*Entries supplied*:
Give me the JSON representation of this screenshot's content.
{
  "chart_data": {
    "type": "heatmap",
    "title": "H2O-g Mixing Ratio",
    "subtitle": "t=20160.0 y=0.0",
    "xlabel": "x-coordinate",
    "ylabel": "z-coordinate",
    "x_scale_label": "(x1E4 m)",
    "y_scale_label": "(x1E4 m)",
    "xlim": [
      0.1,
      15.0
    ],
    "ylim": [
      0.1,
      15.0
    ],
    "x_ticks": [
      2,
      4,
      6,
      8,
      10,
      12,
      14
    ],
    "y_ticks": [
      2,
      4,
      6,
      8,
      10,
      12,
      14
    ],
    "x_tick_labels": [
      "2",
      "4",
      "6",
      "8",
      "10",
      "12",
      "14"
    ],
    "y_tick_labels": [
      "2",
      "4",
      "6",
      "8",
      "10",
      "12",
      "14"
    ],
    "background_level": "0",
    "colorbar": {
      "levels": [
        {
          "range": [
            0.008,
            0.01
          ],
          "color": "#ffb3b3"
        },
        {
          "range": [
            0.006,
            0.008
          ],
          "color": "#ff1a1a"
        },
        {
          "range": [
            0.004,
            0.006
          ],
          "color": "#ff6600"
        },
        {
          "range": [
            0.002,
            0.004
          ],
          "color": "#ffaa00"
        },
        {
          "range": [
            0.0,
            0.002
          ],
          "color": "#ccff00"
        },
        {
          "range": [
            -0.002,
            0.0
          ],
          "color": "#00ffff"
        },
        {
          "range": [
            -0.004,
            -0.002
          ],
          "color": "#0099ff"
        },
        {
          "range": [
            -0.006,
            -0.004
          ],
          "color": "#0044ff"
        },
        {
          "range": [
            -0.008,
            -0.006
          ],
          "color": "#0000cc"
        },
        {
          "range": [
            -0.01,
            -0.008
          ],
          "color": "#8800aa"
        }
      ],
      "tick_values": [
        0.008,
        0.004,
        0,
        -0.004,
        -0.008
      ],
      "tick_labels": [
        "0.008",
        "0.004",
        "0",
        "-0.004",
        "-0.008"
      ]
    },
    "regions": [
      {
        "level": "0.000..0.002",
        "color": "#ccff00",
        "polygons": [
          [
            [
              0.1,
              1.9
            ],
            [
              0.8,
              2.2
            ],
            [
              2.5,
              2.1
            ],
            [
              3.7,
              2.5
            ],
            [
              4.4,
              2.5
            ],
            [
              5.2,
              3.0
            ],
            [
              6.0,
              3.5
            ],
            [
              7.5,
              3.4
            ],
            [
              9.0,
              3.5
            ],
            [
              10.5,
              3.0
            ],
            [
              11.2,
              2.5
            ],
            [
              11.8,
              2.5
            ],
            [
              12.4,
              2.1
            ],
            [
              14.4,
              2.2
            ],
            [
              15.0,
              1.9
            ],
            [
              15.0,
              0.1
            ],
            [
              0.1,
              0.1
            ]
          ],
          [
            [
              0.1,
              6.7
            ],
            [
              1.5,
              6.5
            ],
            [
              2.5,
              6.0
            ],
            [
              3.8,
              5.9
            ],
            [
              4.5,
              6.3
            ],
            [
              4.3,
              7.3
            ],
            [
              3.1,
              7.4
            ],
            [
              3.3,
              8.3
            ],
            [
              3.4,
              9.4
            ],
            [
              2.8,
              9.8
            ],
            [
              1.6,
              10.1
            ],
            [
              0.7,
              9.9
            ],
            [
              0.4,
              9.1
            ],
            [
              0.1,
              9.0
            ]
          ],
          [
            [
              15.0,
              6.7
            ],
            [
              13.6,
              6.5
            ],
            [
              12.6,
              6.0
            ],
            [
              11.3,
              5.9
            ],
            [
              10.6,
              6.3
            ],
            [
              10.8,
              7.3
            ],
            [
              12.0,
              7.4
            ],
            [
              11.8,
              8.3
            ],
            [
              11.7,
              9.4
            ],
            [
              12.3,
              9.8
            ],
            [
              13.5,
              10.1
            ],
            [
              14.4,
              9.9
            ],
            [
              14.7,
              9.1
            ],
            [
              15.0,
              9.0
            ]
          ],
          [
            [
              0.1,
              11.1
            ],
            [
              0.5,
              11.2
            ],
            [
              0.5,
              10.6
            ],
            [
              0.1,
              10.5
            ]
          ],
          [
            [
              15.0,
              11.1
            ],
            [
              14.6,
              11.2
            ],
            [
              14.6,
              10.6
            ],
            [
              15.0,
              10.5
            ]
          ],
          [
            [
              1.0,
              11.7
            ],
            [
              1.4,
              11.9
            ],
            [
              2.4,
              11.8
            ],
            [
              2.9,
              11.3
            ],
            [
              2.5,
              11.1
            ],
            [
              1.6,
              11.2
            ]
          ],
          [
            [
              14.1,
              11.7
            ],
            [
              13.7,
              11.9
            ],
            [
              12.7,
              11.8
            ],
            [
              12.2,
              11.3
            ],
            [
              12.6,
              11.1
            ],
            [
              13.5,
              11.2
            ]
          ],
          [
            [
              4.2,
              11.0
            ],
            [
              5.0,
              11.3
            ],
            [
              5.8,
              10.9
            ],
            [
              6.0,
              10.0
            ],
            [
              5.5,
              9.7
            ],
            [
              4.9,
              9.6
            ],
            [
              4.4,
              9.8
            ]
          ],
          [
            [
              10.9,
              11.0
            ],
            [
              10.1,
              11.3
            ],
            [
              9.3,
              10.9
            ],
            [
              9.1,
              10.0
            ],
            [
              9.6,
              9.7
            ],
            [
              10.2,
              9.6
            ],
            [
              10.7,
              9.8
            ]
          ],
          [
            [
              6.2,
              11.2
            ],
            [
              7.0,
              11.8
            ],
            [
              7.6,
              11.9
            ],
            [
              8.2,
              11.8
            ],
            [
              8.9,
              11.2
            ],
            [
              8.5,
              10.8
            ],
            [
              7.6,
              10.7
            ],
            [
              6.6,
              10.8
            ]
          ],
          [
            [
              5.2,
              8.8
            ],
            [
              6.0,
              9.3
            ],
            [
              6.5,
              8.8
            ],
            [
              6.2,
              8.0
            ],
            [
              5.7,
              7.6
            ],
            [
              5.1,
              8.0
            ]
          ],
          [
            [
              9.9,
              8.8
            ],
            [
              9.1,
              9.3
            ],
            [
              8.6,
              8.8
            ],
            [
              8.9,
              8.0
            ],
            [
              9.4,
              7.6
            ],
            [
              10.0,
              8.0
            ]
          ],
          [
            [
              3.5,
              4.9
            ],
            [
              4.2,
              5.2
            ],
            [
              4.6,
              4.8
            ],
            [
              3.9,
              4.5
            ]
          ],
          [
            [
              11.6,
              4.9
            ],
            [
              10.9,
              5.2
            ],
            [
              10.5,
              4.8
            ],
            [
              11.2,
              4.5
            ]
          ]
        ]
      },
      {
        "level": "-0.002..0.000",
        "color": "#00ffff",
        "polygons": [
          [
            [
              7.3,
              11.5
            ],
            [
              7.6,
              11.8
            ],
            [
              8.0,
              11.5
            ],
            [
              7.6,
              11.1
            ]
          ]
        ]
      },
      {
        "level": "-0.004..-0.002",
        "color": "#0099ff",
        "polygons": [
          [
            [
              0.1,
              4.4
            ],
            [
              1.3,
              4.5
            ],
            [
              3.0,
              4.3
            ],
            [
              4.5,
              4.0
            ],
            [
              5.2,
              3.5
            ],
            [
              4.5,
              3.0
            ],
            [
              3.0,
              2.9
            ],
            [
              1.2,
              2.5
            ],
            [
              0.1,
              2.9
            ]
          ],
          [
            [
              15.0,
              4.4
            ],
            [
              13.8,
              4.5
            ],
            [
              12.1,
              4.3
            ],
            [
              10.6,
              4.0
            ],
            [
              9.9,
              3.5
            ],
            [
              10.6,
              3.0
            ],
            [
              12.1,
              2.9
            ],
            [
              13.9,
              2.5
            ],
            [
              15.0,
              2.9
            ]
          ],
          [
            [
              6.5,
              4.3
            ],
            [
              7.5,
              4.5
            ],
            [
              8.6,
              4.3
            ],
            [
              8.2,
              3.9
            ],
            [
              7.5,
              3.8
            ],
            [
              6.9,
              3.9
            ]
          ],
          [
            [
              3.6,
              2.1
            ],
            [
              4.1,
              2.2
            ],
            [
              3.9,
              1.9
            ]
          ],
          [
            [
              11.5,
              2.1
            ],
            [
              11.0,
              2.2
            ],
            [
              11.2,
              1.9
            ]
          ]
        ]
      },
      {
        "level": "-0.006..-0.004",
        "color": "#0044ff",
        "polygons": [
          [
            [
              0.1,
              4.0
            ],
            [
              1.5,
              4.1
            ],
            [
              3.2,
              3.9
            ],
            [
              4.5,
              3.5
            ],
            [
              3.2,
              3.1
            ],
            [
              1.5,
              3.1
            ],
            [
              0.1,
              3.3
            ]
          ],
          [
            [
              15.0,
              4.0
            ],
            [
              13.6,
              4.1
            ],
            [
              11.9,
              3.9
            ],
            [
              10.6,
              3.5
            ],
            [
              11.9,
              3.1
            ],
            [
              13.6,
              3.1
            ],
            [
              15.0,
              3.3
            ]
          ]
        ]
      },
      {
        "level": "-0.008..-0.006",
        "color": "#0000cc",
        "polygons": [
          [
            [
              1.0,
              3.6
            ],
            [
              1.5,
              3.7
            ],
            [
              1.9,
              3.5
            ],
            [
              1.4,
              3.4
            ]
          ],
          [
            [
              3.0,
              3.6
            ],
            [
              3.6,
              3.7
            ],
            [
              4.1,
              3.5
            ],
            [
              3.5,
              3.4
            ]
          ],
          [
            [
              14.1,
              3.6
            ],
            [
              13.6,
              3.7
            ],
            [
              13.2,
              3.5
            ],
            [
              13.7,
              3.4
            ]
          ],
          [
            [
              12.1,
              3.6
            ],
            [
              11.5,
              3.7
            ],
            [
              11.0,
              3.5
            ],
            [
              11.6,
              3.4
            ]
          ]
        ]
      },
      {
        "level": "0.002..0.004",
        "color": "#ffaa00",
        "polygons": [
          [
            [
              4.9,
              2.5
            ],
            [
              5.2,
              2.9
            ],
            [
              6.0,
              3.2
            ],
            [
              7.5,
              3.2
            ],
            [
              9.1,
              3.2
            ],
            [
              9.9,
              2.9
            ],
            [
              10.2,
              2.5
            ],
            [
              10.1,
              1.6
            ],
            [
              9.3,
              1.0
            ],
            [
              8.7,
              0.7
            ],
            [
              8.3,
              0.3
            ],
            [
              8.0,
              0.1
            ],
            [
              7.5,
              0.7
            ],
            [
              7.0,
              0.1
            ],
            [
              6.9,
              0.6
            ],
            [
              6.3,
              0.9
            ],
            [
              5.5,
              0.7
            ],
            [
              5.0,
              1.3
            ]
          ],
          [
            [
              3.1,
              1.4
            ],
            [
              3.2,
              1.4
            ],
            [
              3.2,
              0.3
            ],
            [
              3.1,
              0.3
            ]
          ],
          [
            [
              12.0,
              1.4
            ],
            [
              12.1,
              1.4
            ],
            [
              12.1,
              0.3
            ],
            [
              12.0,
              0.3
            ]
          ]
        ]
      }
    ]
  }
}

*Description of the task*: Report how many lines in these entries contain "coordinate". Answer with the number only.

*Result of the exercise*: 2